Copy each line exactly. Drop every picture.

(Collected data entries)
_ _ _
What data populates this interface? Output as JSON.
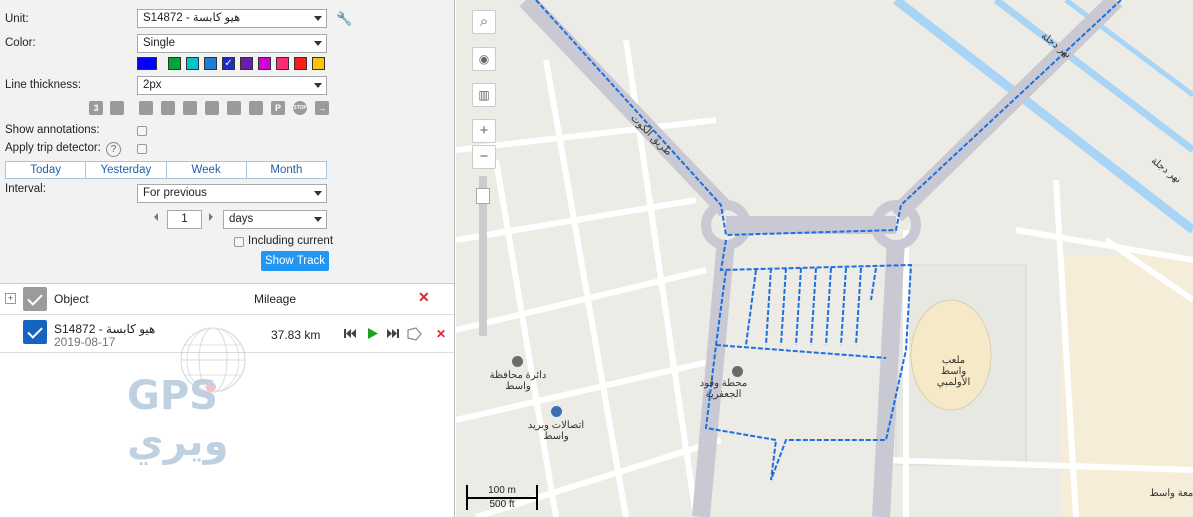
{
  "settings": {
    "unit_label": "Unit:",
    "unit_value": "S14872 - هيو كابسة",
    "color_label": "Color:",
    "color_value": "Single",
    "thickness_label": "Line thickness:",
    "thickness_value": "2px",
    "annotations_label": "Show annotations:",
    "trip_label": "Apply trip detector:",
    "help_glyph": "?",
    "tabs": [
      "Today",
      "Yesterday",
      "Week",
      "Month"
    ],
    "interval_label": "Interval:",
    "interval_value": "For previous",
    "interval_count": "1",
    "interval_unit": "days",
    "including_current": "Including current",
    "show_track": "Show Track",
    "swatch_colors": [
      "#0000ff",
      "#00a33c",
      "#00c7c7",
      "#1b7fd6",
      "#1b2fc4",
      "#6a1fa8",
      "#d600d6",
      "#ff2b7a",
      "#ff1a1a",
      "#ffc400"
    ],
    "marker_icons": [
      "3-icon",
      "flags-icon",
      "fuel-icon",
      "speed-icon",
      "event-icon",
      "flag-icon",
      "image-icon",
      "video-icon",
      "parking-icon",
      "stop-icon",
      "arrow-icon"
    ],
    "marker_glyphs": [
      "3",
      "",
      "",
      "",
      "",
      "",
      "",
      "",
      "P",
      "STOP",
      "→"
    ]
  },
  "list": {
    "object_header": "Object",
    "mileage_header": "Mileage",
    "row": {
      "name": "S14872 - هيو كابسة",
      "date": "2019-08-17",
      "mileage": "37.83 km"
    }
  },
  "map": {
    "labels": [
      "دائرة محافظة واسط",
      "اتصالات وبريد واسط",
      "محطة وقود الجعفرية",
      "ملعب واسط الأولمبي",
      "نهر دجلة",
      "نهر دجلة",
      "طريق الكوت",
      "جامعة واسط"
    ],
    "scale_m": "100 m",
    "scale_ft": "500 ft",
    "track_color": "#1e6fe0"
  },
  "watermark": {
    "text": "GPS ويري"
  }
}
_ _ _
▶ _Exercise answer_
What data populates this interface? Output as JSON.
{
  "settings": {
    "unit_label": "Unit:",
    "unit_value": "S14872 - هيو كابسة",
    "color_label": "Color:",
    "color_value": "Single",
    "thickness_label": "Line thickness:",
    "thickness_value": "2px",
    "annotations_label": "Show annotations:",
    "trip_label": "Apply trip detector:",
    "help_glyph": "?",
    "tabs": [
      "Today",
      "Yesterday",
      "Week",
      "Month"
    ],
    "interval_label": "Interval:",
    "interval_value": "For previous",
    "interval_count": "1",
    "interval_unit": "days",
    "including_current": "Including current",
    "show_track": "Show Track",
    "swatch_colors": [
      "#0000ff",
      "#00a33c",
      "#00c7c7",
      "#1b7fd6",
      "#1b2fc4",
      "#6a1fa8",
      "#d600d6",
      "#ff2b7a",
      "#ff1a1a",
      "#ffc400"
    ],
    "marker_icons": [
      "3-icon",
      "flags-icon",
      "fuel-icon",
      "speed-icon",
      "event-icon",
      "flag-icon",
      "image-icon",
      "video-icon",
      "parking-icon",
      "stop-icon",
      "arrow-icon"
    ],
    "marker_glyphs": [
      "3",
      "",
      "",
      "",
      "",
      "",
      "",
      "",
      "P",
      "STOP",
      "→"
    ]
  },
  "list": {
    "object_header": "Object",
    "mileage_header": "Mileage",
    "row": {
      "name": "S14872 - هيو كابسة",
      "date": "2019-08-17",
      "mileage": "37.83 km"
    }
  },
  "map": {
    "labels": [
      "دائرة محافظة واسط",
      "اتصالات وبريد واسط",
      "محطة وقود الجعفرية",
      "ملعب واسط الأولمبي",
      "نهر دجلة",
      "نهر دجلة",
      "طريق الكوت",
      "جامعة واسط"
    ],
    "scale_m": "100 m",
    "scale_ft": "500 ft",
    "track_color": "#1e6fe0"
  },
  "watermark": {
    "text": "GPS ويري"
  }
}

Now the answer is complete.